__WHAT THE TASK REQUIRES__:
Gather all lines in the entries below that include the word "исполнение".

Extracted records:
··········

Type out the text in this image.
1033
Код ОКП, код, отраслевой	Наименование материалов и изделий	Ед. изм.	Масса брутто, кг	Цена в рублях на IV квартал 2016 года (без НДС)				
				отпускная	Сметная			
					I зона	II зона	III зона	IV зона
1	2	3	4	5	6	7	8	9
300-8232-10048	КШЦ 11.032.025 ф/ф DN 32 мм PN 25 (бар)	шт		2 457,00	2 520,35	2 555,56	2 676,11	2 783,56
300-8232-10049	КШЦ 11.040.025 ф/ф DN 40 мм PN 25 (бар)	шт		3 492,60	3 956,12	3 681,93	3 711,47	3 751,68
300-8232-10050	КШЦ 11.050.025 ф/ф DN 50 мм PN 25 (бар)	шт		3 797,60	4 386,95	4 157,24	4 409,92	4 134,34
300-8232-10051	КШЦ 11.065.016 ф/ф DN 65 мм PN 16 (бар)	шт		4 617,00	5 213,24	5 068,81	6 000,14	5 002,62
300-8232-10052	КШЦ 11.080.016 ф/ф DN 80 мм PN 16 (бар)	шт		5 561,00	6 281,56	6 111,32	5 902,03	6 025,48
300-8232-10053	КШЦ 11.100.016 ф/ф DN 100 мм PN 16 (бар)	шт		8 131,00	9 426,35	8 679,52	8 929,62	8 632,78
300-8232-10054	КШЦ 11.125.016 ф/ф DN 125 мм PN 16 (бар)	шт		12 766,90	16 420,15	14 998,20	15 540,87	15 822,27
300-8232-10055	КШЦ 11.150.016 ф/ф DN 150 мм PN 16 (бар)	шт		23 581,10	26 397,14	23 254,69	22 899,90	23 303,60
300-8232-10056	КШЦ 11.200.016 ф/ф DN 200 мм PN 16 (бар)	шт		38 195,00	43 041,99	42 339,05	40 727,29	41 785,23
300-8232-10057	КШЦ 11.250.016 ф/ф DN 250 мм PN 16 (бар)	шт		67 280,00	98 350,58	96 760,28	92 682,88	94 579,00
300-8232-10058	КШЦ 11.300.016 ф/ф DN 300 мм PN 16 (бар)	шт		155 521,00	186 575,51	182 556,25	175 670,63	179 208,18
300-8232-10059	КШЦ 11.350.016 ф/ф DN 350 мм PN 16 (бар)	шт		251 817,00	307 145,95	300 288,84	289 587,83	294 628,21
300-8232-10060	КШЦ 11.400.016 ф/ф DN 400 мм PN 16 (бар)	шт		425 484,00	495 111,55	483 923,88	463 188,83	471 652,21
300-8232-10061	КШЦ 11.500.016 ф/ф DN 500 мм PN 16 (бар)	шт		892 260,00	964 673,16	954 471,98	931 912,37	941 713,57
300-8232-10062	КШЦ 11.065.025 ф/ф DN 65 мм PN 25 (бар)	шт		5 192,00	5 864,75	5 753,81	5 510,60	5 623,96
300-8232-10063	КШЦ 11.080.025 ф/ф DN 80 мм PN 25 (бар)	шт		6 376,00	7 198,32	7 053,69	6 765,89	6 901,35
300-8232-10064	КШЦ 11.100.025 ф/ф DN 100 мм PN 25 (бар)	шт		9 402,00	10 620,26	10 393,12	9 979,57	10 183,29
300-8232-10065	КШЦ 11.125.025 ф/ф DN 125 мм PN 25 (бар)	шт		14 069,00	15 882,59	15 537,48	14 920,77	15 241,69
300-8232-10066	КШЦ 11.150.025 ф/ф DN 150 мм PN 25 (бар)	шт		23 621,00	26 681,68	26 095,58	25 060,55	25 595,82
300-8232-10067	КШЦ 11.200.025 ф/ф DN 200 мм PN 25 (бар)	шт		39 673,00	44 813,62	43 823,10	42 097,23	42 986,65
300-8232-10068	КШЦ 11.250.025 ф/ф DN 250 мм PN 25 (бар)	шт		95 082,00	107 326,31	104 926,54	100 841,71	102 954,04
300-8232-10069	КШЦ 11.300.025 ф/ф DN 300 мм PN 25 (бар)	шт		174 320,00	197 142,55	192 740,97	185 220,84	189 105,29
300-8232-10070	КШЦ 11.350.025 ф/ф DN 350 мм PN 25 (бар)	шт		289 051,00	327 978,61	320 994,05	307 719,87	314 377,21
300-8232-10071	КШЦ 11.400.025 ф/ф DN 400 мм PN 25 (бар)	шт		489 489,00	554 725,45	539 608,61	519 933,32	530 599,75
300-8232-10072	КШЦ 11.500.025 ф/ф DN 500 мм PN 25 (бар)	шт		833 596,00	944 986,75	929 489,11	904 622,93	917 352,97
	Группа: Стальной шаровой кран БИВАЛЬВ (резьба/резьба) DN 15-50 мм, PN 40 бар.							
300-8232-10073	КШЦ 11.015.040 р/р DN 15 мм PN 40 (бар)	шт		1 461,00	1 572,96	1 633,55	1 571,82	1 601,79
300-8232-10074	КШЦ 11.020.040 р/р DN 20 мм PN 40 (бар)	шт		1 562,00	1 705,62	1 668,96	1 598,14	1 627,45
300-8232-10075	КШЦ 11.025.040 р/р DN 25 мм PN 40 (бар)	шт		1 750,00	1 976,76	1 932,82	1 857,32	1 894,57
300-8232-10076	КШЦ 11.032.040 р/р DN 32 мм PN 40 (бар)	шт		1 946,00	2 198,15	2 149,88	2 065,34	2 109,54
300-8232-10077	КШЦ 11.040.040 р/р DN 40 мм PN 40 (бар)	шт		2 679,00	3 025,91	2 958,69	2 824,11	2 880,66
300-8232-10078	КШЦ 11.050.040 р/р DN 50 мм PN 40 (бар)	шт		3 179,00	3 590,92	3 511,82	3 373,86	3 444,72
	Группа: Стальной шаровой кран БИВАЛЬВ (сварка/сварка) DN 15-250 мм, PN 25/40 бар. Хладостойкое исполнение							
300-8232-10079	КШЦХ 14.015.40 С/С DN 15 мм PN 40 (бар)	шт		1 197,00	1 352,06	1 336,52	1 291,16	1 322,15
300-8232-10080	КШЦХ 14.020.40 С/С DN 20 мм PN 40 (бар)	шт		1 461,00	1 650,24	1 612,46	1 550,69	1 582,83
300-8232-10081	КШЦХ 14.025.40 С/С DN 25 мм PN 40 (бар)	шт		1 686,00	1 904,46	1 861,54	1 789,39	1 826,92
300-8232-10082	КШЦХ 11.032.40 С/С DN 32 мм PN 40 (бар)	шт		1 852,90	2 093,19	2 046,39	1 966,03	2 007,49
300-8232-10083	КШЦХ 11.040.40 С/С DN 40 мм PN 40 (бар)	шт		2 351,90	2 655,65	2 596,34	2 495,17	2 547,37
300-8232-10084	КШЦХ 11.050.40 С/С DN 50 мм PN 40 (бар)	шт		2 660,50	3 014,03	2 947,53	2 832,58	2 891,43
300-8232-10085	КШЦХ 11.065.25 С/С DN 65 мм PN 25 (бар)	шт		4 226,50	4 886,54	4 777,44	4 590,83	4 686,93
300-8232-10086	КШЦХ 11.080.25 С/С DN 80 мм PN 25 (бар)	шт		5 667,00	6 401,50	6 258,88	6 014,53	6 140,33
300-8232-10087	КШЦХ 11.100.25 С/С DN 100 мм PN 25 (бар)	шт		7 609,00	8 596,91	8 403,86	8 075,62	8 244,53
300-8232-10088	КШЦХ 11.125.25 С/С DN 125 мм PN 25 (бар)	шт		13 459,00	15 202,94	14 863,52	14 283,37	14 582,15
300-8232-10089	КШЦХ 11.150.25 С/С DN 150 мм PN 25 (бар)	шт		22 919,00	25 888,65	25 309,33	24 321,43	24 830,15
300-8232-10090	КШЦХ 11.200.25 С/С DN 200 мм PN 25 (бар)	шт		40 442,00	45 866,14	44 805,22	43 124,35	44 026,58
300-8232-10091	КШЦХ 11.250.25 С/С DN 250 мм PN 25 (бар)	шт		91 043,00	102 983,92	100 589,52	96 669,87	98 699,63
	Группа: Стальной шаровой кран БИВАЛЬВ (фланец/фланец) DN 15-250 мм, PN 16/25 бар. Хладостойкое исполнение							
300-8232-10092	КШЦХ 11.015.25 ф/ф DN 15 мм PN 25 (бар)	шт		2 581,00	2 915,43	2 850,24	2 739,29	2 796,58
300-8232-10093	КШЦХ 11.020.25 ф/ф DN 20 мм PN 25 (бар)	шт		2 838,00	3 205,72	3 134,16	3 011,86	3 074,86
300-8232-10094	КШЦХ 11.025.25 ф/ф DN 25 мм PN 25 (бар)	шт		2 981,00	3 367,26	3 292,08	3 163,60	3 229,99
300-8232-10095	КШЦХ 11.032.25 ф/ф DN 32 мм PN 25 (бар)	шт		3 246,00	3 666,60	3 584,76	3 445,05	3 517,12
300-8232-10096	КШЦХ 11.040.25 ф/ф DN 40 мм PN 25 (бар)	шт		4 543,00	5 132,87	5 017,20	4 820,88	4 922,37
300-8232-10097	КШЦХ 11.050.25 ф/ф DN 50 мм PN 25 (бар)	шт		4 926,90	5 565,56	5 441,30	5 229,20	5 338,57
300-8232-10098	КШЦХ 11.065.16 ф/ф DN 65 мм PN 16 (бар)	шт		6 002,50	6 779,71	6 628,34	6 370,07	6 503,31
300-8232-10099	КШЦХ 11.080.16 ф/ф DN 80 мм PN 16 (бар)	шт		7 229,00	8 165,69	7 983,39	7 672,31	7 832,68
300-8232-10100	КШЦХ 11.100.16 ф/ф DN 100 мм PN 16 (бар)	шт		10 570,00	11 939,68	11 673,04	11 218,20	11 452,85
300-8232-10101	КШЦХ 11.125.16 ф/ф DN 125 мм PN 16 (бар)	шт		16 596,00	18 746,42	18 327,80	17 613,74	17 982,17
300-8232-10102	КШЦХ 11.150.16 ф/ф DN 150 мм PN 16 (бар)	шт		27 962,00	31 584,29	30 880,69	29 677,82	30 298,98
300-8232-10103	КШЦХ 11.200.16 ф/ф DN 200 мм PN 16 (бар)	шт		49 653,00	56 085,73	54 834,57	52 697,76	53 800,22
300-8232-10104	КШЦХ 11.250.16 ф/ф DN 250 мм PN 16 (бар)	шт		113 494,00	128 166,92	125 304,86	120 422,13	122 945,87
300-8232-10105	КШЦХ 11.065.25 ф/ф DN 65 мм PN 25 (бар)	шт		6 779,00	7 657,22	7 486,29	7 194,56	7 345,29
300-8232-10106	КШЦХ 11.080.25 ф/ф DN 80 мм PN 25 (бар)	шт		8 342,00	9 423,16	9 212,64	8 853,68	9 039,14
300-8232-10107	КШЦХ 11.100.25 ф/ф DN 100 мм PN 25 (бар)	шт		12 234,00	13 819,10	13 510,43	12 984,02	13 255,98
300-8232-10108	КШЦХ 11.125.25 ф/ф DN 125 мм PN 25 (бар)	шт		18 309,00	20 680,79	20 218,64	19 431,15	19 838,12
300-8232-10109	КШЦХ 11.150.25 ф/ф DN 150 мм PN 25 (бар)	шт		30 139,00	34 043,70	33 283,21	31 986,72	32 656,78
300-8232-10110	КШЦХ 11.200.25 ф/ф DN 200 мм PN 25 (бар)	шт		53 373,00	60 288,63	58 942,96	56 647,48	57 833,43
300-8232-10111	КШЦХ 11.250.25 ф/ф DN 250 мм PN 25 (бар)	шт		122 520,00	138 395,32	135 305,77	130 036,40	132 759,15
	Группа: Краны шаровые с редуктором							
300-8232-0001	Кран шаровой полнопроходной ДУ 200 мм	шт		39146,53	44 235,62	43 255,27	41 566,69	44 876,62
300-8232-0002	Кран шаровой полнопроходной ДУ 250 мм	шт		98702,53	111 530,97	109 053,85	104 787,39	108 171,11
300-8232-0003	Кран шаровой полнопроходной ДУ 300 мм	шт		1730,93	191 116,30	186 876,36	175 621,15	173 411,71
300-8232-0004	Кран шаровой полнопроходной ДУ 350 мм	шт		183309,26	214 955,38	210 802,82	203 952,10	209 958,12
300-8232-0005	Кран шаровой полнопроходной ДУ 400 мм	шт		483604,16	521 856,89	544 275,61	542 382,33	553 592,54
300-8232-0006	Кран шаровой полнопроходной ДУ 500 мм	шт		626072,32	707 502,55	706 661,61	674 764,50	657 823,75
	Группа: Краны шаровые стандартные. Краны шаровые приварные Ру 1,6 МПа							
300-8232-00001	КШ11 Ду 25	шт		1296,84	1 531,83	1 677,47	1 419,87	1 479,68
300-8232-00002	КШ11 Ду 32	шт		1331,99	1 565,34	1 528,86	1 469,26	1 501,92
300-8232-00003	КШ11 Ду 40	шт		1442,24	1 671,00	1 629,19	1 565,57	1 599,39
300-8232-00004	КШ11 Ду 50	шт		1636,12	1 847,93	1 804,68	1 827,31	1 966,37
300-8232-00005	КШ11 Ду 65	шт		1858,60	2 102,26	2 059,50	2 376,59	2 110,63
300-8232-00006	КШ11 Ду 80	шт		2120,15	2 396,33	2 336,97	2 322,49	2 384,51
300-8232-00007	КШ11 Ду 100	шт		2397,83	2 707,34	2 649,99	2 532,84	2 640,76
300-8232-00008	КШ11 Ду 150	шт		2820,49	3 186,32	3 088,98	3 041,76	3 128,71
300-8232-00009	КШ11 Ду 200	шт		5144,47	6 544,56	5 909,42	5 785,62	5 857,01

··········

__RESPONSE TO THE TASK__:
	Группа: Стальной шаровой кран БИВАЛЬВ (сварка/сварка) DN 15-250 мм, PN 25/40 бар. Хладостойкое исполнение							
	Группа: Стальной шаровой кран БИВАЛЬВ (фланец/фланец) DN 15-250 мм, PN 16/25 бар. Хладостойкое исполнение							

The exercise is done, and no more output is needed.